Stored records
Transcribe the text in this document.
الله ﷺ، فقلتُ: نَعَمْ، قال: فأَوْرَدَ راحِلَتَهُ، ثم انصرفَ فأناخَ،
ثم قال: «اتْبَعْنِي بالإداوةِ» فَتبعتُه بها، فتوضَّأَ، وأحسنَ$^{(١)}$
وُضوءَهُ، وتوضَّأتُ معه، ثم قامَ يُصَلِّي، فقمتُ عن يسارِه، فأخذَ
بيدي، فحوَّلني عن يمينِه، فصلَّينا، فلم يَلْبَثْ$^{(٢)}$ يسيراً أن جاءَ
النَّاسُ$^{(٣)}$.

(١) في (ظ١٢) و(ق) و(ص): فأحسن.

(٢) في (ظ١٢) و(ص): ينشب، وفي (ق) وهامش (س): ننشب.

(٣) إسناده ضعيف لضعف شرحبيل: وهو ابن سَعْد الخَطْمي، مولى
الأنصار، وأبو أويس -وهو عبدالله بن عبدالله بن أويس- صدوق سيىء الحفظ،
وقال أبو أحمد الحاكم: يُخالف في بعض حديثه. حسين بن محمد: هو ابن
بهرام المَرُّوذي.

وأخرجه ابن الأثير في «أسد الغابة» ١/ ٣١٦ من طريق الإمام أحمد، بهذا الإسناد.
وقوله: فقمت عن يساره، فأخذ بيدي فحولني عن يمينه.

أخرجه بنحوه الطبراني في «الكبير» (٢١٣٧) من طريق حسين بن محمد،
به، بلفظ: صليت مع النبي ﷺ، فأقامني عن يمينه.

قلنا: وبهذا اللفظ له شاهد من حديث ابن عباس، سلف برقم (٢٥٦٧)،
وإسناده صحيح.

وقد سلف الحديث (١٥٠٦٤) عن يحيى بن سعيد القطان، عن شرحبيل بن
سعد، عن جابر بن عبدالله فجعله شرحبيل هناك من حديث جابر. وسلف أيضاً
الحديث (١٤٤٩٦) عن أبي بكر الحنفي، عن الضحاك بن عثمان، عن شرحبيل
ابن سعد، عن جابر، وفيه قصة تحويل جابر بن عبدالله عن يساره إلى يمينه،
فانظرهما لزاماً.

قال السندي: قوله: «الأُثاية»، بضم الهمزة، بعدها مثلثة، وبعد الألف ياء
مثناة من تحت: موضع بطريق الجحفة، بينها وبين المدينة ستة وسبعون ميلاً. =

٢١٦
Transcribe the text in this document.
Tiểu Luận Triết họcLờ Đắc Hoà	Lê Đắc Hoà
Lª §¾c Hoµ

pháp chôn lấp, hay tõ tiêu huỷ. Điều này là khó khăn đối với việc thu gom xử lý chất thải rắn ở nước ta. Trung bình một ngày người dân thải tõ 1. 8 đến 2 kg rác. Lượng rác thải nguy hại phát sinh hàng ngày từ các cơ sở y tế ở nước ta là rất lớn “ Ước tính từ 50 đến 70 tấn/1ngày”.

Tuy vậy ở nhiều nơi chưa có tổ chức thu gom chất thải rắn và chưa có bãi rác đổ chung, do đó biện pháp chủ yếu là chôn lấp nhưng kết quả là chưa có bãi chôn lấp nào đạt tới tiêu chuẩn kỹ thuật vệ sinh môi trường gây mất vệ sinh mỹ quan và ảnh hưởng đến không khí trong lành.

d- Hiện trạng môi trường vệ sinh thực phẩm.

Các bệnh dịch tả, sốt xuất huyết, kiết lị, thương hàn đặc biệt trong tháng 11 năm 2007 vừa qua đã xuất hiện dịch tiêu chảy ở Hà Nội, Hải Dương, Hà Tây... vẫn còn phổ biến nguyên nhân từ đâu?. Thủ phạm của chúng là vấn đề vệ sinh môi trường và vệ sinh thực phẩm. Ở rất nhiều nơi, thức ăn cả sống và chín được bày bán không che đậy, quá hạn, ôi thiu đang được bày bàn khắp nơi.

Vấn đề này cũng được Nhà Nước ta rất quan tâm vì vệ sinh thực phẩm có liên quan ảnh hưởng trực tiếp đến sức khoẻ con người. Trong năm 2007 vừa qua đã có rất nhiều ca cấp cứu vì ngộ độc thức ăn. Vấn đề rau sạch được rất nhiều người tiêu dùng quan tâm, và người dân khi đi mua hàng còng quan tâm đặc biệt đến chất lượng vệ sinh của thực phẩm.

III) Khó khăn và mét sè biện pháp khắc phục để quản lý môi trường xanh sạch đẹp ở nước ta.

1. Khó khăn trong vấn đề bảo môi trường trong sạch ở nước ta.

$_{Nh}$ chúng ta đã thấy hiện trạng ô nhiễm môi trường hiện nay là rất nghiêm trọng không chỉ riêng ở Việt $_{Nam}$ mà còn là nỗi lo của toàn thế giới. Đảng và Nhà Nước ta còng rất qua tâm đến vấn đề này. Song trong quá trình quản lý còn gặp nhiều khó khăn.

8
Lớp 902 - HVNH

§ **Requirements**: Filter lines by "محمد" and return each hit.

§ **Task solution**:
وقال أبو أحمد الحاكم: يُخالف في بعض حديثه. حسين بن محمد: هو ابن
أخرجه بنحوه الطبراني في «الكبير» (٢١٣٧) من طريق حسين بن محمد،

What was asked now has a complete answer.